Below are some records; reproduce every one of them exactly.

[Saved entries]
'''

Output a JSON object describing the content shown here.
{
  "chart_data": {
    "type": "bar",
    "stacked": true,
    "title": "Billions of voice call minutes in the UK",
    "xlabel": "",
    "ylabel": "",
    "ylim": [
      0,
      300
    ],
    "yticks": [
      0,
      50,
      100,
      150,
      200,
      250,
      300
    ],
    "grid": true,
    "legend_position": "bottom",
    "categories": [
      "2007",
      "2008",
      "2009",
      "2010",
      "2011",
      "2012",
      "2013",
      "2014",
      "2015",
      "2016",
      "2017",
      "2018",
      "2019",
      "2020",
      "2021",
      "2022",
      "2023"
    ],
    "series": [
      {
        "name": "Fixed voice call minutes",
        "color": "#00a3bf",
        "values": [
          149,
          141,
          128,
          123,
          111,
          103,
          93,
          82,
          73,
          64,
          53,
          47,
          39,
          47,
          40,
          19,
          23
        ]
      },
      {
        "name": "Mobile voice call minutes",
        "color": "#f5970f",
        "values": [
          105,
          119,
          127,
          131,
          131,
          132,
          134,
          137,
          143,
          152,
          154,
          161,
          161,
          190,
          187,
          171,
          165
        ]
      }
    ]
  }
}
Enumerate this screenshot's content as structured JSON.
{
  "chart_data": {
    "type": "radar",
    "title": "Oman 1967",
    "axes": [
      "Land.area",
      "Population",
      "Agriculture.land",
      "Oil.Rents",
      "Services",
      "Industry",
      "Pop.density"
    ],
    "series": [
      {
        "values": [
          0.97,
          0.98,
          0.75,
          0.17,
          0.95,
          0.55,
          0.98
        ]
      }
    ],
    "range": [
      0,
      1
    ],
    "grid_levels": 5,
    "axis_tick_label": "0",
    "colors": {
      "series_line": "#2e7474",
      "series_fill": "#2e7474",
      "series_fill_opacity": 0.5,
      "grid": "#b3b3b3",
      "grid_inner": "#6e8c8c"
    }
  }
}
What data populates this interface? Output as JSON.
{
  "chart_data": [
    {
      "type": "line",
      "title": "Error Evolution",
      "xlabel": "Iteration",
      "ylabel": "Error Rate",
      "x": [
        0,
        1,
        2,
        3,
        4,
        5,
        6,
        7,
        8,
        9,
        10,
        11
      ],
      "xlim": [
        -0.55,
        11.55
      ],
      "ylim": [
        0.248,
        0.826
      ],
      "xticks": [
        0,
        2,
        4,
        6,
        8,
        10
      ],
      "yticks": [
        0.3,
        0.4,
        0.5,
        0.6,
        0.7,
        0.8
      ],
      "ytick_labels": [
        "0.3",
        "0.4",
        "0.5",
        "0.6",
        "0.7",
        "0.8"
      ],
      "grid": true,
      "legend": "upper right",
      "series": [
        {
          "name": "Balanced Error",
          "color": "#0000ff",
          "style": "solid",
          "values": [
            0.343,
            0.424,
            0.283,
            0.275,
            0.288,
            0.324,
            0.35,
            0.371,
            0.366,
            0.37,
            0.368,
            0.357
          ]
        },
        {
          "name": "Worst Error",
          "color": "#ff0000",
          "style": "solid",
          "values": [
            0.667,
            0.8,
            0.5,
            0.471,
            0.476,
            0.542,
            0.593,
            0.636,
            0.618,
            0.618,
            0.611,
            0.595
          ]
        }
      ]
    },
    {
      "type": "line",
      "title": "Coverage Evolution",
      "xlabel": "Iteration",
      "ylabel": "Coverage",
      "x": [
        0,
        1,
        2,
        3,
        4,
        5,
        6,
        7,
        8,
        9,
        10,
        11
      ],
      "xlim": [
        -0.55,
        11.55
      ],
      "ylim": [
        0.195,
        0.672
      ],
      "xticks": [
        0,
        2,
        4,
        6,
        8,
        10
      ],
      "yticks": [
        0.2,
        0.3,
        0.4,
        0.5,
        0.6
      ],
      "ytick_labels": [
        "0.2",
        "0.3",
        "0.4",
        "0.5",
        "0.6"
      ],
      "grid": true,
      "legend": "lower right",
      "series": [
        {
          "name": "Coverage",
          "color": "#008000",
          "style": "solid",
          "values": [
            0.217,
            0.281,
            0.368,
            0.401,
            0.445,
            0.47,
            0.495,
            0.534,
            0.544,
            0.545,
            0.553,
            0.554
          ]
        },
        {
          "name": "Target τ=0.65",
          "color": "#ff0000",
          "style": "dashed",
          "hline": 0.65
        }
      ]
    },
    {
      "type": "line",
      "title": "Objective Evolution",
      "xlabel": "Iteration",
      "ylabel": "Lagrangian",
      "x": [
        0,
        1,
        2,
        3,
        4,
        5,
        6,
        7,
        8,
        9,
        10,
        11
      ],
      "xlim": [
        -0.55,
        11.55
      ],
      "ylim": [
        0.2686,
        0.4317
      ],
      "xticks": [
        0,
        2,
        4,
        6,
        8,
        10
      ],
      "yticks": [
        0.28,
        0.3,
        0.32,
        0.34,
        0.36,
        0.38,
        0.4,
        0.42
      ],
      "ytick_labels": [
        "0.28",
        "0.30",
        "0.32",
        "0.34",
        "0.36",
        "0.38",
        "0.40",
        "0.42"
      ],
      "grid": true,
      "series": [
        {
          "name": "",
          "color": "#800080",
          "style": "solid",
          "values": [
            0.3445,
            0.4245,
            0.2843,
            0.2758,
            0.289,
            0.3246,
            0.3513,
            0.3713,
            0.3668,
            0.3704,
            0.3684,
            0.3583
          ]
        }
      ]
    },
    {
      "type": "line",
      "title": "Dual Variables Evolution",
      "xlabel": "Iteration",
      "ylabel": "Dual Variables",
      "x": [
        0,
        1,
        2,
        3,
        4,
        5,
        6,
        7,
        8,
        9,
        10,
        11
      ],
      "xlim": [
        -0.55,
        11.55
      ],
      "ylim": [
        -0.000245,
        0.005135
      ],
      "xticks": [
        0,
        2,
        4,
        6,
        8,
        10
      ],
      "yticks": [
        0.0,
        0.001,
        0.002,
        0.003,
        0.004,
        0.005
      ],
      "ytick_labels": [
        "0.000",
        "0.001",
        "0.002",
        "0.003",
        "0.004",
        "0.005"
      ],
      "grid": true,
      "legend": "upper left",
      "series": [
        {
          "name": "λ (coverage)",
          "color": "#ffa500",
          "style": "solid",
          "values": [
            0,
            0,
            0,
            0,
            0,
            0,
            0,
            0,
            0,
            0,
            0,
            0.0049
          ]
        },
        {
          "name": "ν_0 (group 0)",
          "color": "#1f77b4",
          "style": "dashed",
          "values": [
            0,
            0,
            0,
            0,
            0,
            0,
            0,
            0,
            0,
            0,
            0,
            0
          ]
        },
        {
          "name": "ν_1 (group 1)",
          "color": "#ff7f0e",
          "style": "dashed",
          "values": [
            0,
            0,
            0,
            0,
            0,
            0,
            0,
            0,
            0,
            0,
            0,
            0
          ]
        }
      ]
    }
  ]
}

'''

▸ **Answer to this exercise**
Output a JSON object describing the content shown here.
{
  "chart_data": {
    "type": "bar",
    "stacked": true,
    "title": "Billions of voice call minutes in the UK",
    "xlabel": "",
    "ylabel": "",
    "ylim": [
      0,
      300
    ],
    "yticks": [
      0,
      50,
      100,
      150,
      200,
      250,
      300
    ],
    "grid": true,
    "legend_position": "bottom",
    "categories": [
      "2007",
      "2008",
      "2009",
      "2010",
      "2011",
      "2012",
      "2013",
      "2014",
      "2015",
      "2016",
      "2017",
      "2018",
      "2019",
      "2020",
      "2021",
      "2022",
      "2023"
    ],
    "series": [
      {
        "name": "Fixed voice call minutes",
        "color": "#00a3bf",
        "values": [
          149,
          141,
          128,
          123,
          111,
          103,
          93,
          82,
          73,
          64,
          53,
          47,
          39,
          47,
          40,
          19,
          23
        ]
      },
      {
        "name": "Mobile voice call minutes",
        "color": "#f5970f",
        "values": [
          105,
          119,
          127,
          131,
          131,
          132,
          134,
          137,
          143,
          152,
          154,
          161,
          161,
          190,
          187,
          171,
          165
        ]
      }
    ]
  }
}
Enumerate this screenshot's content as structured JSON.
{
  "chart_data": {
    "type": "radar",
    "title": "Oman 1967",
    "axes": [
      "Land.area",
      "Population",
      "Agriculture.land",
      "Oil.Rents",
      "Services",
      "Industry",
      "Pop.density"
    ],
    "series": [
      {
        "values": [
          0.97,
          0.98,
          0.75,
          0.17,
          0.95,
          0.55,
          0.98
        ]
      }
    ],
    "range": [
      0,
      1
    ],
    "grid_levels": 5,
    "axis_tick_label": "0",
    "colors": {
      "series_line": "#2e7474",
      "series_fill": "#2e7474",
      "series_fill_opacity": 0.5,
      "grid": "#b3b3b3",
      "grid_inner": "#6e8c8c"
    }
  }
}
What data populates this interface? Output as JSON.
{
  "chart_data": [
    {
      "type": "line",
      "title": "Error Evolution",
      "xlabel": "Iteration",
      "ylabel": "Error Rate",
      "x": [
        0,
        1,
        2,
        3,
        4,
        5,
        6,
        7,
        8,
        9,
        10,
        11
      ],
      "xlim": [
        -0.55,
        11.55
      ],
      "ylim": [
        0.248,
        0.826
      ],
      "xticks": [
        0,
        2,
        4,
        6,
        8,
        10
      ],
      "yticks": [
        0.3,
        0.4,
        0.5,
        0.6,
        0.7,
        0.8
      ],
      "ytick_labels": [
        "0.3",
        "0.4",
        "0.5",
        "0.6",
        "0.7",
        "0.8"
      ],
      "grid": true,
      "legend": "upper right",
      "series": [
        {
          "name": "Balanced Error",
          "color": "#0000ff",
          "style": "solid",
          "values": [
            0.343,
            0.424,
            0.283,
            0.275,
            0.288,
            0.324,
            0.35,
            0.371,
            0.366,
            0.37,
            0.368,
            0.357
          ]
        },
        {
          "name": "Worst Error",
          "color": "#ff0000",
          "style": "solid",
          "values": [
            0.667,
            0.8,
            0.5,
            0.471,
            0.476,
            0.542,
            0.593,
            0.636,
            0.618,
            0.618,
            0.611,
            0.595
          ]
        }
      ]
    },
    {
      "type": "line",
      "title": "Coverage Evolution",
      "xlabel": "Iteration",
      "ylabel": "Coverage",
      "x": [
        0,
        1,
        2,
        3,
        4,
        5,
        6,
        7,
        8,
        9,
        10,
        11
      ],
      "xlim": [
        -0.55,
        11.55
      ],
      "ylim": [
        0.195,
        0.672
      ],
      "xticks": [
        0,
        2,
        4,
        6,
        8,
        10
      ],
      "yticks": [
        0.2,
        0.3,
        0.4,
        0.5,
        0.6
      ],
      "ytick_labels": [
        "0.2",
        "0.3",
        "0.4",
        "0.5",
        "0.6"
      ],
      "grid": true,
      "legend": "lower right",
      "series": [
        {
          "name": "Coverage",
          "color": "#008000",
          "style": "solid",
          "values": [
            0.217,
            0.281,
            0.368,
            0.401,
            0.445,
            0.47,
            0.495,
            0.534,
            0.544,
            0.545,
            0.553,
            0.554
          ]
        },
        {
          "name": "Target τ=0.65",
          "color": "#ff0000",
          "style": "dashed",
          "hline": 0.65
        }
      ]
    },
    {
      "type": "line",
      "title": "Objective Evolution",
      "xlabel": "Iteration",
      "ylabel": "Lagrangian",
      "x": [
        0,
        1,
        2,
        3,
        4,
        5,
        6,
        7,
        8,
        9,
        10,
        11
      ],
      "xlim": [
        -0.55,
        11.55
      ],
      "ylim": [
        0.2686,
        0.4317
      ],
      "xticks": [
        0,
        2,
        4,
        6,
        8,
        10
      ],
      "yticks": [
        0.28,
        0.3,
        0.32,
        0.34,
        0.36,
        0.38,
        0.4,
        0.42
      ],
      "ytick_labels": [
        "0.28",
        "0.30",
        "0.32",
        "0.34",
        "0.36",
        "0.38",
        "0.40",
        "0.42"
      ],
      "grid": true,
      "series": [
        {
          "name": "",
          "color": "#800080",
          "style": "solid",
          "values": [
            0.3445,
            0.4245,
            0.2843,
            0.2758,
            0.289,
            0.3246,
            0.3513,
            0.3713,
            0.3668,
            0.3704,
            0.3684,
            0.3583
          ]
        }
      ]
    },
    {
      "type": "line",
      "title": "Dual Variables Evolution",
      "xlabel": "Iteration",
      "ylabel": "Dual Variables",
      "x": [
        0,
        1,
        2,
        3,
        4,
        5,
        6,
        7,
        8,
        9,
        10,
        11
      ],
      "xlim": [
        -0.55,
        11.55
      ],
      "ylim": [
        -0.000245,
        0.005135
      ],
      "xticks": [
        0,
        2,
        4,
        6,
        8,
        10
      ],
      "yticks": [
        0.0,
        0.001,
        0.002,
        0.003,
        0.004,
        0.005
      ],
      "ytick_labels": [
        "0.000",
        "0.001",
        "0.002",
        "0.003",
        "0.004",
        "0.005"
      ],
      "grid": true,
      "legend": "upper left",
      "series": [
        {
          "name": "λ (coverage)",
          "color": "#ffa500",
          "style": "solid",
          "values": [
            0,
            0,
            0,
            0,
            0,
            0,
            0,
            0,
            0,
            0,
            0,
            0.0049
          ]
        },
        {
          "name": "ν_0 (group 0)",
          "color": "#1f77b4",
          "style": "dashed",
          "values": [
            0,
            0,
            0,
            0,
            0,
            0,
            0,
            0,
            0,
            0,
            0,
            0
          ]
        },
        {
          "name": "ν_1 (group 1)",
          "color": "#ff7f0e",
          "style": "dashed",
          "values": [
            0,
            0,
            0,
            0,
            0,
            0,
            0,
            0,
            0,
            0,
            0,
            0
          ]
        }
      ]
    }
  ]
}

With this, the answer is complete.